» **TEXT BLOCK**:
%%
Duno what you talking about. This thread is about companies doing their own internal pre test to see if the canddate that has applied for the position, has any qualifications to do the job.

On countless occassions, I have seen propecs showing a number of certificates and diplomas in the art they are applying for, yet when you give them a simple schematic or drawing, they have no clue what the drawing is even about, and yet according to the law, I am in the wrong! because it is not a recognised test process. Bullsh!t.

This is the reason that there are so many incompetant people in positions, simply because the so called correct testing procedure was followed. 
And if these employees actaully fail in their positions, it is now the company's fault for not training them!

Where have we arrived? anything goes now.

If you do not have an aptitude for a specific kind of field, you can not be taught it.
You either have it or you don't, so move on. Let industry get on with business, it will create the employment positions everyone is seeking, trying to force employment is not the way to create it!

----------


## HR Solutions

Yep  sorry led no idea what u are talking about.  This s about an IQ test.
%%
» **DATASET**:
%%
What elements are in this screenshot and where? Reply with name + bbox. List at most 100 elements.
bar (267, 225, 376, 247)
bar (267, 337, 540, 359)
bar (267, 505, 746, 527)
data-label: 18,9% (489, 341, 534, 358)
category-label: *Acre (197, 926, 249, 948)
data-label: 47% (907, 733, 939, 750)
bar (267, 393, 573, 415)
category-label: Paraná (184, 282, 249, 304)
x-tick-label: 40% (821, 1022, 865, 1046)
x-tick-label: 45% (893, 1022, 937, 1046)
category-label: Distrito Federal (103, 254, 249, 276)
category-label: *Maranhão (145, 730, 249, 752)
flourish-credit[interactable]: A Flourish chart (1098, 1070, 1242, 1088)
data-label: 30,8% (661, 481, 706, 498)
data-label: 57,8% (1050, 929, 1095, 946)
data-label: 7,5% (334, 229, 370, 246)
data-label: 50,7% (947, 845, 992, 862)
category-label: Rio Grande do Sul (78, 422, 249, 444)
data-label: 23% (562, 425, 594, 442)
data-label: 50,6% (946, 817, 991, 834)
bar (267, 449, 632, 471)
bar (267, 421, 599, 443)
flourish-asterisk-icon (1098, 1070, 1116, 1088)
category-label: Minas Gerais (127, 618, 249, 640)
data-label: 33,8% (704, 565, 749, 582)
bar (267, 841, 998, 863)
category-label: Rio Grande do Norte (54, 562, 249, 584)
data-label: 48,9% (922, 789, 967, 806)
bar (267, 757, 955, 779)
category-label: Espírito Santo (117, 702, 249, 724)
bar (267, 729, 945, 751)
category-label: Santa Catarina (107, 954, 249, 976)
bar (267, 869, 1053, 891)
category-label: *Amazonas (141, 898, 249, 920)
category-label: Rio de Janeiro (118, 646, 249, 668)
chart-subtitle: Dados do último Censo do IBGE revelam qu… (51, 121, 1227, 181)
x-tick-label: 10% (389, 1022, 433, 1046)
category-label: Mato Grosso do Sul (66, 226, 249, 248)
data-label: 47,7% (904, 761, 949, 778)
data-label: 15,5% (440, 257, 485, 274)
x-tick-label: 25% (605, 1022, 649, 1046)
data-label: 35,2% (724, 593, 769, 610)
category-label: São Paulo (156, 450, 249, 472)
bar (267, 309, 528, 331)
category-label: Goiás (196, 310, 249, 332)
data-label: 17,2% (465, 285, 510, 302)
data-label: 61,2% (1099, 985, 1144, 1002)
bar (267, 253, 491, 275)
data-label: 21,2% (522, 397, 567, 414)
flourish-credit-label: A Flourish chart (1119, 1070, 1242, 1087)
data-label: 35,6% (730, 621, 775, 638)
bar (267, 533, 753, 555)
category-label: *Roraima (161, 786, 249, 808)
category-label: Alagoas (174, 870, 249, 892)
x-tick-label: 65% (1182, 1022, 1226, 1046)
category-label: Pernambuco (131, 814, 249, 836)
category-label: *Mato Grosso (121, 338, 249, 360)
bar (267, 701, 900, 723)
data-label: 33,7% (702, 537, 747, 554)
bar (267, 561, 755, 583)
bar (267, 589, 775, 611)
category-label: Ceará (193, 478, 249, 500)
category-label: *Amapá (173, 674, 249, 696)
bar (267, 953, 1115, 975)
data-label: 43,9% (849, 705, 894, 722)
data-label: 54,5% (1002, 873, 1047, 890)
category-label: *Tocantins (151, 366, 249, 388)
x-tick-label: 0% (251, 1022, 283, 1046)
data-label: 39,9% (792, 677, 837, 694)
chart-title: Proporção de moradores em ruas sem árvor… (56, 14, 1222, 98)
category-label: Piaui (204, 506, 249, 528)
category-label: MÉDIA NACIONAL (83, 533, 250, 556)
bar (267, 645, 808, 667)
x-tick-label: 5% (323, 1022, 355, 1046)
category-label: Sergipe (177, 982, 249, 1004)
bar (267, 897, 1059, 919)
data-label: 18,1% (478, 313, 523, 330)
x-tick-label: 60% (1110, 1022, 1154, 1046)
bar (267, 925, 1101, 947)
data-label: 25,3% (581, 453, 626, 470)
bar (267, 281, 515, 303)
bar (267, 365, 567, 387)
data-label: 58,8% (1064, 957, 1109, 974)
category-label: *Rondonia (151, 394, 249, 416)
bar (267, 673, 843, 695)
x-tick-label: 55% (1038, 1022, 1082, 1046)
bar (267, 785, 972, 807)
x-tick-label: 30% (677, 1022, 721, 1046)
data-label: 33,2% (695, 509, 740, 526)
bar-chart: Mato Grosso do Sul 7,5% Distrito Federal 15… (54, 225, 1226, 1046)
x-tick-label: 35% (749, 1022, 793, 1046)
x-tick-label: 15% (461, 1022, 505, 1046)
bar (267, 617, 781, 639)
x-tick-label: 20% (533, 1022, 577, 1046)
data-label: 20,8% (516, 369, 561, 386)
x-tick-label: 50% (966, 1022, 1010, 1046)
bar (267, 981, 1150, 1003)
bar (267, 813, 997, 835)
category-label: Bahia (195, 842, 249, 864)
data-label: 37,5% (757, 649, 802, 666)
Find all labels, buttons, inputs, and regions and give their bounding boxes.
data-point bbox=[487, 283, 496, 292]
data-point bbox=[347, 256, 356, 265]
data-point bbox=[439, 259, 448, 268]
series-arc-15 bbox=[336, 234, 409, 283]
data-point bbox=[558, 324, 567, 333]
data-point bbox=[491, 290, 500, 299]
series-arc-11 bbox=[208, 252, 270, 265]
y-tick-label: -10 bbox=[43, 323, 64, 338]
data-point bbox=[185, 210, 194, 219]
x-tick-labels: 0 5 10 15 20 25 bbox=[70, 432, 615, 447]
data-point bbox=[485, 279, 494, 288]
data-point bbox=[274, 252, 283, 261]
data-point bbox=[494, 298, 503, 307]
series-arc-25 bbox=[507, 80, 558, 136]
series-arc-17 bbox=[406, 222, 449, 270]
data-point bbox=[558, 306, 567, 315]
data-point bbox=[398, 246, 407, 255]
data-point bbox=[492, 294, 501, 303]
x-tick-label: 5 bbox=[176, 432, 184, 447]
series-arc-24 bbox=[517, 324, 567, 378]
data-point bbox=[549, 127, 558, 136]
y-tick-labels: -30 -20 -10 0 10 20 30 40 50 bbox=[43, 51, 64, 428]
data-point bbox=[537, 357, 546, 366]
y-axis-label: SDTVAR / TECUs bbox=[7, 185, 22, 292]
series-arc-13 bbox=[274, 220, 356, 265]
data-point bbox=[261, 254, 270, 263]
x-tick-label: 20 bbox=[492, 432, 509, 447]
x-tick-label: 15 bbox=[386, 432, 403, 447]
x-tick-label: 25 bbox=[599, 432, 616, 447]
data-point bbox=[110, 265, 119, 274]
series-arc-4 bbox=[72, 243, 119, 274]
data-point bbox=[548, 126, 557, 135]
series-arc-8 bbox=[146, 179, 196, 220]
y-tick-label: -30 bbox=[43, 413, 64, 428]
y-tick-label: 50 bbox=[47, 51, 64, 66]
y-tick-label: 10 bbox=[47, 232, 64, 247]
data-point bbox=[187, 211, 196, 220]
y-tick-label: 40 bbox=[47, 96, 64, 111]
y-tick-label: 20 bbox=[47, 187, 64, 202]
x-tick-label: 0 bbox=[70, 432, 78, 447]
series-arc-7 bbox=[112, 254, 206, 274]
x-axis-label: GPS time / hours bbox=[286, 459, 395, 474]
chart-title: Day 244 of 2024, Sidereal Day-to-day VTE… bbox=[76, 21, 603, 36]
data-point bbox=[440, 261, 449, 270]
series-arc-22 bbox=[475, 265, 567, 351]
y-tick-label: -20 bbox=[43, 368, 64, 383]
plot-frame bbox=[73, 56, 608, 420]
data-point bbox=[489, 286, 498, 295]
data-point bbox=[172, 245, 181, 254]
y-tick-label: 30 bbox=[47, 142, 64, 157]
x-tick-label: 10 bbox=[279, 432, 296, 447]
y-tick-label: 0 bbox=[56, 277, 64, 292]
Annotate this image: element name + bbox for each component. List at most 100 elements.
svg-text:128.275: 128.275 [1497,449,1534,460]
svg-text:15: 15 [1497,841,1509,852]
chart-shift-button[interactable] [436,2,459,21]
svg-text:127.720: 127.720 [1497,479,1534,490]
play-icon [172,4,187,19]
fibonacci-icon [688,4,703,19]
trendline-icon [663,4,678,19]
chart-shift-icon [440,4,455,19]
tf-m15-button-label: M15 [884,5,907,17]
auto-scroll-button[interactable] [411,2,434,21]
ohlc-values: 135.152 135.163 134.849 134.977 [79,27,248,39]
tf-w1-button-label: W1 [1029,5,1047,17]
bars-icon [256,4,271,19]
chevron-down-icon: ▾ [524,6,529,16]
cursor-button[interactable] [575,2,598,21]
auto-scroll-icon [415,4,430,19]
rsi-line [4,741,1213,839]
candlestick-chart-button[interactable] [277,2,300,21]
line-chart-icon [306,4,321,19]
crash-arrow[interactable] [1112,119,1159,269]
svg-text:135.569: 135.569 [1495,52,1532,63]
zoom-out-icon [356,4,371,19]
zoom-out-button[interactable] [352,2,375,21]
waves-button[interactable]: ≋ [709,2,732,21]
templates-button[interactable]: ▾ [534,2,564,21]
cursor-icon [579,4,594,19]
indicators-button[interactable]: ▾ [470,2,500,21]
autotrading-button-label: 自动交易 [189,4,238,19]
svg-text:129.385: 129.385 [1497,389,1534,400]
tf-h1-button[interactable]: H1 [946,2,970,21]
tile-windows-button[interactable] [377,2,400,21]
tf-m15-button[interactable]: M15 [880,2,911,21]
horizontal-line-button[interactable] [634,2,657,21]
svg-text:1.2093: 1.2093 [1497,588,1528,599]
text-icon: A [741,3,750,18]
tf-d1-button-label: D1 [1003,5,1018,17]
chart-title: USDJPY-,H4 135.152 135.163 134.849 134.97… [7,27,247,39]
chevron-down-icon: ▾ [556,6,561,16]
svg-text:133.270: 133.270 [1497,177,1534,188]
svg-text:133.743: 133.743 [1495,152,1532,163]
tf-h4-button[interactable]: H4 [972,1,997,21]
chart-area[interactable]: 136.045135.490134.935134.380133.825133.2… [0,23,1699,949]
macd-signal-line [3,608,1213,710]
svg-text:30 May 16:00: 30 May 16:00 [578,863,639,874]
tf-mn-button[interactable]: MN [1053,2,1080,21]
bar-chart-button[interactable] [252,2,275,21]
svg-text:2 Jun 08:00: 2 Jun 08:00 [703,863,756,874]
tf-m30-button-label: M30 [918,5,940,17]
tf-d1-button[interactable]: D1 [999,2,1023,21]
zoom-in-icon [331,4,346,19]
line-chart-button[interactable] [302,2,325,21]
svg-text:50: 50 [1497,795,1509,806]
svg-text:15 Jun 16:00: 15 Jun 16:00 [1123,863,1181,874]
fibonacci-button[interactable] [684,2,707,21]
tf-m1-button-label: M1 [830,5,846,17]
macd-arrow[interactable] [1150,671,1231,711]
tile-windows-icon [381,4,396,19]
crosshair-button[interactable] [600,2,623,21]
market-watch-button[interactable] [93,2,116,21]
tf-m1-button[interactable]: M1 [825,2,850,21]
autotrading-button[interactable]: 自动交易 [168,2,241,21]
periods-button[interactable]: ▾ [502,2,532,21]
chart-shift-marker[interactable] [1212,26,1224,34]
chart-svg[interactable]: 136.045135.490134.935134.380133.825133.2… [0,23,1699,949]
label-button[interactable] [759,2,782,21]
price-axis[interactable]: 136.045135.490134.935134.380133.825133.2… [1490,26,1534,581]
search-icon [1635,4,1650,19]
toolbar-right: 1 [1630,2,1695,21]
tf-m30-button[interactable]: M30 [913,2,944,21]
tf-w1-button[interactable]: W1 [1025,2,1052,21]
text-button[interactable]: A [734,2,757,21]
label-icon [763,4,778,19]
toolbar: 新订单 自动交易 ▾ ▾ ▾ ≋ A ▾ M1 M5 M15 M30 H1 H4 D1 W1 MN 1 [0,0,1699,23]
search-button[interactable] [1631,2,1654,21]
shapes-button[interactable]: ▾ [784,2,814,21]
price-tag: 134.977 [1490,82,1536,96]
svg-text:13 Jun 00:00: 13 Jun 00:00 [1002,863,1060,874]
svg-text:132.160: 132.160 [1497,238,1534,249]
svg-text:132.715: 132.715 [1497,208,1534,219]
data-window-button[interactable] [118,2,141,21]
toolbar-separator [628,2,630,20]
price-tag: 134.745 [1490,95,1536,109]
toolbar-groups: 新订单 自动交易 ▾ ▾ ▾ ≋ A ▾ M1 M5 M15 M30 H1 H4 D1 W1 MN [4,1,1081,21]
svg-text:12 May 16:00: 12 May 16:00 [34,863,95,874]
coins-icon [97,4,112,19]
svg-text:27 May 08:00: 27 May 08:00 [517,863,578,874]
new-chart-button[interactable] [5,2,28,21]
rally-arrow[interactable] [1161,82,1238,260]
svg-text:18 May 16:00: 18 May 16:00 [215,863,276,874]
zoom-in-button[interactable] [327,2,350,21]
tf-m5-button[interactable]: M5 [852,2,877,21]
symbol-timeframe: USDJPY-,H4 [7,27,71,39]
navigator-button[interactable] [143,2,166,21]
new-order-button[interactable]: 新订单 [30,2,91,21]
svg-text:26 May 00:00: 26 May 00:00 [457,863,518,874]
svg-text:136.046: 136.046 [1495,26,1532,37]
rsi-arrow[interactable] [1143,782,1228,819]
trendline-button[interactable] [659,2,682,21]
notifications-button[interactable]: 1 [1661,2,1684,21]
%%
» **STATED PROBLEM 1**: In the forum thread, what does the HR Solutions reply say the discussion is about?
» **STATED PROBLEM 2**: Reproduce the forum thread word for word from "This is the" to "not training them!".
You won't need the entries for these tasks.

» **TASK RESPONSE 1**: An IQ test.

» **TASK RESPONSE 2**:
This is the reason that there are so many incompetant people in positions, simply because the so called correct testing procedure was followed. 
And if these employees actaully fail in their positions, it is now the company's fault for not training them!